### Task directions
Extract the complete data exactly as given.

[Records from a dataset]
★ ★ ★ ★ ★
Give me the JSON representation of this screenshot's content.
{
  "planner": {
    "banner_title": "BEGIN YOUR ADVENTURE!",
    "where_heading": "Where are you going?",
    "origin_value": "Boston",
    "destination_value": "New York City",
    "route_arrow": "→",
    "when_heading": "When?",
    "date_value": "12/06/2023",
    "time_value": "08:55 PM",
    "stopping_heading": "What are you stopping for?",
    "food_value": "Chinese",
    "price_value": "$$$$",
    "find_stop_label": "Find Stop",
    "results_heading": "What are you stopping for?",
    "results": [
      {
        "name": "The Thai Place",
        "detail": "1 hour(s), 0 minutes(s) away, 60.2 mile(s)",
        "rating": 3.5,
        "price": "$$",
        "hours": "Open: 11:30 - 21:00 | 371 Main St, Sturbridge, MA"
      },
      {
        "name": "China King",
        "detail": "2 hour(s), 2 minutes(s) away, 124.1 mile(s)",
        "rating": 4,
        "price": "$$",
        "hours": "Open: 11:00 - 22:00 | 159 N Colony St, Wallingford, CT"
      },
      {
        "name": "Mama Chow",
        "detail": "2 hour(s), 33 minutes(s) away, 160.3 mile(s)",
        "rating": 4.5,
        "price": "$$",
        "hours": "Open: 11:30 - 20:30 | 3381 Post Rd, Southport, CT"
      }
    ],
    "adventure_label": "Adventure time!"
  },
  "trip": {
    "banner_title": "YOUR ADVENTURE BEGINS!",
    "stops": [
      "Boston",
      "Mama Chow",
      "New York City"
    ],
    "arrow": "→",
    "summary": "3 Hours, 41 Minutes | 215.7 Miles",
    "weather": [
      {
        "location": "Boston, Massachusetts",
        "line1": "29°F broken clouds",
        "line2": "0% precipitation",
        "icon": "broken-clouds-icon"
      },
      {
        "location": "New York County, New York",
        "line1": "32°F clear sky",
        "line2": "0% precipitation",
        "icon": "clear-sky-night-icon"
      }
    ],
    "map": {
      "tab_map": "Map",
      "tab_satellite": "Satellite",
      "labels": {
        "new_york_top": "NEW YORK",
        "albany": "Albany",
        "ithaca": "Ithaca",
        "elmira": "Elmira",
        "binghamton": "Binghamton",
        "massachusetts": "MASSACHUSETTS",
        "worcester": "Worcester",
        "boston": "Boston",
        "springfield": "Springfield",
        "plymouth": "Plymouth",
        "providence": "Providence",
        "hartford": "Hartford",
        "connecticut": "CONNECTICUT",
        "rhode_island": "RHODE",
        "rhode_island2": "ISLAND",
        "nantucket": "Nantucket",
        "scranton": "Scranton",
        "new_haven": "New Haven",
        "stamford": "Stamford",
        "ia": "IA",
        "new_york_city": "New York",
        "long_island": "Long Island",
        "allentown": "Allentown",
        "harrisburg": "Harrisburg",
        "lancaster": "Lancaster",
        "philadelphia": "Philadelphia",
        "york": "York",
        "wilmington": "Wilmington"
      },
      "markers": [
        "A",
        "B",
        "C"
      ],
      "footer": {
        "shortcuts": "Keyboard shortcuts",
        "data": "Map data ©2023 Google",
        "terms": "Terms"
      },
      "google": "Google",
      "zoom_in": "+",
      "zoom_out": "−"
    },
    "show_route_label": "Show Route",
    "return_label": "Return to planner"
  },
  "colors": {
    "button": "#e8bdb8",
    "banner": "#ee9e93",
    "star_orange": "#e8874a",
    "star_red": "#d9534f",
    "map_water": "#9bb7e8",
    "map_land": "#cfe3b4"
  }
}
★ ★ ★ ★ ★
### Exercise result
Give me the JSON representation of this screenshot's content.
{
  "planner": {
    "banner_title": "BEGIN YOUR ADVENTURE!",
    "where_heading": "Where are you going?",
    "origin_value": "Boston",
    "destination_value": "New York City",
    "route_arrow": "→",
    "when_heading": "When?",
    "date_value": "12/06/2023",
    "time_value": "08:55 PM",
    "stopping_heading": "What are you stopping for?",
    "food_value": "Chinese",
    "price_value": "$$$$",
    "find_stop_label": "Find Stop",
    "results_heading": "What are you stopping for?",
    "results": [
      {
        "name": "The Thai Place",
        "detail": "1 hour(s), 0 minutes(s) away, 60.2 mile(s)",
        "rating": 3.5,
        "price": "$$",
        "hours": "Open: 11:30 - 21:00 | 371 Main St, Sturbridge, MA"
      },
      {
        "name": "China King",
        "detail": "2 hour(s), 2 minutes(s) away, 124.1 mile(s)",
        "rating": 4,
        "price": "$$",
        "hours": "Open: 11:00 - 22:00 | 159 N Colony St, Wallingford, CT"
      },
      {
        "name": "Mama Chow",
        "detail": "2 hour(s), 33 minutes(s) away, 160.3 mile(s)",
        "rating": 4.5,
        "price": "$$",
        "hours": "Open: 11:30 - 20:30 | 3381 Post Rd, Southport, CT"
      }
    ],
    "adventure_label": "Adventure time!"
  },
  "trip": {
    "banner_title": "YOUR ADVENTURE BEGINS!",
    "stops": [
      "Boston",
      "Mama Chow",
      "New York City"
    ],
    "arrow": "→",
    "summary": "3 Hours, 41 Minutes | 215.7 Miles",
    "weather": [
      {
        "location": "Boston, Massachusetts",
        "line1": "29°F broken clouds",
        "line2": "0% precipitation",
        "icon": "broken-clouds-icon"
      },
      {
        "location": "New York County, New York",
        "line1": "32°F clear sky",
        "line2": "0% precipitation",
        "icon": "clear-sky-night-icon"
      }
    ],
    "map": {
      "tab_map": "Map",
      "tab_satellite": "Satellite",
      "labels": {
        "new_york_top": "NEW YORK",
        "albany": "Albany",
        "ithaca": "Ithaca",
        "elmira": "Elmira",
        "binghamton": "Binghamton",
        "massachusetts": "MASSACHUSETTS",
        "worcester": "Worcester",
        "boston": "Boston",
        "springfield": "Springfield",
        "plymouth": "Plymouth",
        "providence": "Providence",
        "hartford": "Hartford",
        "connecticut": "CONNECTICUT",
        "rhode_island": "RHODE",
        "rhode_island2": "ISLAND",
        "nantucket": "Nantucket",
        "scranton": "Scranton",
        "new_haven": "New Haven",
        "stamford": "Stamford",
        "ia": "IA",
        "new_york_city": "New York",
        "long_island": "Long Island",
        "allentown": "Allentown",
        "harrisburg": "Harrisburg",
        "lancaster": "Lancaster",
        "philadelphia": "Philadelphia",
        "york": "York",
        "wilmington": "Wilmington"
      },
      "markers": [
        "A",
        "B",
        "C"
      ],
      "footer": {
        "shortcuts": "Keyboard shortcuts",
        "data": "Map data ©2023 Google",
        "terms": "Terms"
      },
      "google": "Google",
      "zoom_in": "+",
      "zoom_out": "−"
    },
    "show_route_label": "Show Route",
    "return_label": "Return to planner"
  },
  "colors": {
    "button": "#e8bdb8",
    "banner": "#ee9e93",
    "star_orange": "#e8874a",
    "star_red": "#d9534f",
    "map_water": "#9bb7e8",
    "map_land": "#cfe3b4"
  }
}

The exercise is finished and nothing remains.